## GIVEN RECORDS
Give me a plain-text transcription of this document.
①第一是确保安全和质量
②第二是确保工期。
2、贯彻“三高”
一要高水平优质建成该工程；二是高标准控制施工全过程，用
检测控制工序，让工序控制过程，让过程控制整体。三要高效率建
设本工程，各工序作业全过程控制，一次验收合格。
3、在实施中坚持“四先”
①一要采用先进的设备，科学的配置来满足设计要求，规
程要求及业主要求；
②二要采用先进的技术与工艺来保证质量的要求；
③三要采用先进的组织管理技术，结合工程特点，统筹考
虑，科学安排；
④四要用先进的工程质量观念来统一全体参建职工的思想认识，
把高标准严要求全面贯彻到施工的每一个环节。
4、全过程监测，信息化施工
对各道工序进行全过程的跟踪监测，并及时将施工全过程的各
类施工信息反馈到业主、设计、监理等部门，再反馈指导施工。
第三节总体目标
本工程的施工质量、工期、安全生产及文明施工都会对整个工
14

## TASK
Restate all of the entries above precisely.

## REPLY TO THE TASK
Give me a plain-text transcription of this document.
①第一是确保安全和质量
②第二是确保工期。
2、贯彻“三高”
一要高水平优质建成该工程；二是高标准控制施工全过程，用
检测控制工序，让工序控制过程，让过程控制整体。三要高效率建
设本工程，各工序作业全过程控制，一次验收合格。
3、在实施中坚持“四先”
①一要采用先进的设备，科学的配置来满足设计要求，规
程要求及业主要求；
②二要采用先进的技术与工艺来保证质量的要求；
③三要采用先进的组织管理技术，结合工程特点，统筹考
虑，科学安排；
④四要用先进的工程质量观念来统一全体参建职工的思想认识，
把高标准严要求全面贯彻到施工的每一个环节。
4、全过程监测，信息化施工
对各道工序进行全过程的跟踪监测，并及时将施工全过程的各
类施工信息反馈到业主、设计、监理等部门，再反馈指导施工。
第三节总体目标
本工程的施工质量、工期、安全生产及文明施工都会对整个工
14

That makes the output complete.